INPUT RECORDS —
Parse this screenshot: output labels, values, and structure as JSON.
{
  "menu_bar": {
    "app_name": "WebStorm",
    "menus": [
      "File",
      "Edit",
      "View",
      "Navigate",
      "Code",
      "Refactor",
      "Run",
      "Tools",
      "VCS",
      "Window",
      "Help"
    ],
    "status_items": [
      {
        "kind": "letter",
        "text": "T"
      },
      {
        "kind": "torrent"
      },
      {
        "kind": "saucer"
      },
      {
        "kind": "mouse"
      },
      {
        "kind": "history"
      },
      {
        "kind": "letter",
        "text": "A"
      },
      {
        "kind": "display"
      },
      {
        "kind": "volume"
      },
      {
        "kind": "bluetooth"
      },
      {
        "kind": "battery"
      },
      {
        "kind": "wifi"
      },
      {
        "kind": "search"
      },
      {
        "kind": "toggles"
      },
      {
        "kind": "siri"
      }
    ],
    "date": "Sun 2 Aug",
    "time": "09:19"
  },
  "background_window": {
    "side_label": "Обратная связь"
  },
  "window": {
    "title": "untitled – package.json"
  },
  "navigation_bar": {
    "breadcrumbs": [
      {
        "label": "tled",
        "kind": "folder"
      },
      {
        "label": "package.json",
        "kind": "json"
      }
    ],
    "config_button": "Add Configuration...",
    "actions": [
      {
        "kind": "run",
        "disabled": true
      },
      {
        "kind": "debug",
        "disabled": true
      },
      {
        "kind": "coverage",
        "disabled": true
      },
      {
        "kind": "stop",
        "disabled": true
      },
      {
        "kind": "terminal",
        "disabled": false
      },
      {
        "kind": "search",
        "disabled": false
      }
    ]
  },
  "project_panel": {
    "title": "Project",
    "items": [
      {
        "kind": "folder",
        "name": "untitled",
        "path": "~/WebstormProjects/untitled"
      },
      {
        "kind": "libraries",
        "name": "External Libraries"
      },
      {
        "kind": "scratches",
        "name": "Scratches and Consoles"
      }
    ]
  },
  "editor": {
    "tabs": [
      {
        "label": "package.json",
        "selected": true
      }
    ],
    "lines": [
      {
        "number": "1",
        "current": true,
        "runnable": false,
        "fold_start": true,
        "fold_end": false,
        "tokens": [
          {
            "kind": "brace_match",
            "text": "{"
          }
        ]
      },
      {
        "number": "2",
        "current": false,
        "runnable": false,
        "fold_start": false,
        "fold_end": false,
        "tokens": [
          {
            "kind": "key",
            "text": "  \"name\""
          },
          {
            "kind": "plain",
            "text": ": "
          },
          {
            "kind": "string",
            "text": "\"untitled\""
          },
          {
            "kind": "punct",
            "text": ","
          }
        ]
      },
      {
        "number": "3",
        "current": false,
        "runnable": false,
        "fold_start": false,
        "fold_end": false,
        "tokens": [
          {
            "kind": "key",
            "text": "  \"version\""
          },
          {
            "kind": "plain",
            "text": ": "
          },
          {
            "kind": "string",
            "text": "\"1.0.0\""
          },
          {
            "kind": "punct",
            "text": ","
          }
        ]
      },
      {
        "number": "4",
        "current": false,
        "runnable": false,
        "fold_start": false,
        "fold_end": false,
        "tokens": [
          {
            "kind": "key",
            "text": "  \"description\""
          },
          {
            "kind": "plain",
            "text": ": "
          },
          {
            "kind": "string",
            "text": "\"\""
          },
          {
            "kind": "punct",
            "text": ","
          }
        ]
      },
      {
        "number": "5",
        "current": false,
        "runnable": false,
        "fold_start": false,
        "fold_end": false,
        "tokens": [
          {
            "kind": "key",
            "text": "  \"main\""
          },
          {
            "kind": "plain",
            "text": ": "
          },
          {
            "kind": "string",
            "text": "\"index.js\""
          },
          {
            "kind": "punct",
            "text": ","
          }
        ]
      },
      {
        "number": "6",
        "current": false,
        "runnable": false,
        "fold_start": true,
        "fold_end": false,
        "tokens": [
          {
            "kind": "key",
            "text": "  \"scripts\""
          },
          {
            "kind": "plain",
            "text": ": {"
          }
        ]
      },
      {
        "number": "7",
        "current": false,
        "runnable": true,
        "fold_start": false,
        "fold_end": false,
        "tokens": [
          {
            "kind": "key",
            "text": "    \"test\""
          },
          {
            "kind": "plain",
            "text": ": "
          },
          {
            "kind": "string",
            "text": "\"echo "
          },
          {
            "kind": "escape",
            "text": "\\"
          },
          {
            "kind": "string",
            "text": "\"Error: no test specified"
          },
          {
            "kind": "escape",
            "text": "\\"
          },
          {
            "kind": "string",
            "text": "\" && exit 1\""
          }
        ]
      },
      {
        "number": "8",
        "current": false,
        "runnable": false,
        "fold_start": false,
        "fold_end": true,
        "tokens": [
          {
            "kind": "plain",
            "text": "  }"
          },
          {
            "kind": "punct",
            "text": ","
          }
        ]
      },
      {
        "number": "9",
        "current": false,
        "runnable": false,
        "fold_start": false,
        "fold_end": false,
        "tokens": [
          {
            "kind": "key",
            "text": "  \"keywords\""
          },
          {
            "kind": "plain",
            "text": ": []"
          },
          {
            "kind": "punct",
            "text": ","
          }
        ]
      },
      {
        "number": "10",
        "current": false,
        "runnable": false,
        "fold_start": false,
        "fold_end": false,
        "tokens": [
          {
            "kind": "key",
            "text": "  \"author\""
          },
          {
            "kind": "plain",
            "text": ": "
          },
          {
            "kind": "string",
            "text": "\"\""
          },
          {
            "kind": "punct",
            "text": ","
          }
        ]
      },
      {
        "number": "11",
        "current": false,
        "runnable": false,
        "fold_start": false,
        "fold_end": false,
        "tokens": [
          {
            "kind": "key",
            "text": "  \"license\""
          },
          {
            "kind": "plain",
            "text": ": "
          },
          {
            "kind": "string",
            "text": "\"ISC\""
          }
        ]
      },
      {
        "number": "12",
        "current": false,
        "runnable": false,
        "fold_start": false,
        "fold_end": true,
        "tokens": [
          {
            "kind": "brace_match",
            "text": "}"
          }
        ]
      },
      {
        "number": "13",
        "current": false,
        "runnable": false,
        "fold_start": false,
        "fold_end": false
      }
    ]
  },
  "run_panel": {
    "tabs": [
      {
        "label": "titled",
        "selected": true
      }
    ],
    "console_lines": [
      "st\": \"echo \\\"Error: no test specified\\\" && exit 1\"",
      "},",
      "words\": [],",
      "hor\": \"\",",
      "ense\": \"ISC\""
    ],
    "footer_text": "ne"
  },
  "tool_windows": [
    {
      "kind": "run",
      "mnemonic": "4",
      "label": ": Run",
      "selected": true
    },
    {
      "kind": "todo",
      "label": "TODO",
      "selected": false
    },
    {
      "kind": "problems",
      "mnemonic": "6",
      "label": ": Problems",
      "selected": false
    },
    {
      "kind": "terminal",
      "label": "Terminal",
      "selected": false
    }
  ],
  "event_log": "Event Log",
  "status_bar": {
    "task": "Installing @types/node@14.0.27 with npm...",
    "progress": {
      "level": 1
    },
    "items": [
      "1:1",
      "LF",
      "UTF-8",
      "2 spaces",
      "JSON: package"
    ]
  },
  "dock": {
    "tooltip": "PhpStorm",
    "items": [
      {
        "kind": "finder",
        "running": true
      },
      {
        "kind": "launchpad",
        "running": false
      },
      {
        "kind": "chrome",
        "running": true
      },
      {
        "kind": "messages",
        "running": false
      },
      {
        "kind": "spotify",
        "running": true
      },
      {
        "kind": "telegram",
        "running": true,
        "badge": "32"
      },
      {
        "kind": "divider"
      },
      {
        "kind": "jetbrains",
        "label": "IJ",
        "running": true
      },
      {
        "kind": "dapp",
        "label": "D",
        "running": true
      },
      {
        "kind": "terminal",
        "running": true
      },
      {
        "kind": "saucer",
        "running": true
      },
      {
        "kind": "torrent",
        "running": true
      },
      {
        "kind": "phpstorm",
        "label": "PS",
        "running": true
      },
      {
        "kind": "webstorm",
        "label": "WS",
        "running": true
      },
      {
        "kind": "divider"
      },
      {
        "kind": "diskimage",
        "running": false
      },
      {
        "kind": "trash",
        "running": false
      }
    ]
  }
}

WRITTEN REQUEST — Check each line of the entries above for the word "untitled". List the ones that have it.

FINISHED ANSWER —
    "title": "untitled – package.json"
        "name": "untitled",
        "path": "~/WebstormProjects/untitled"
            "text": "\"untitled\""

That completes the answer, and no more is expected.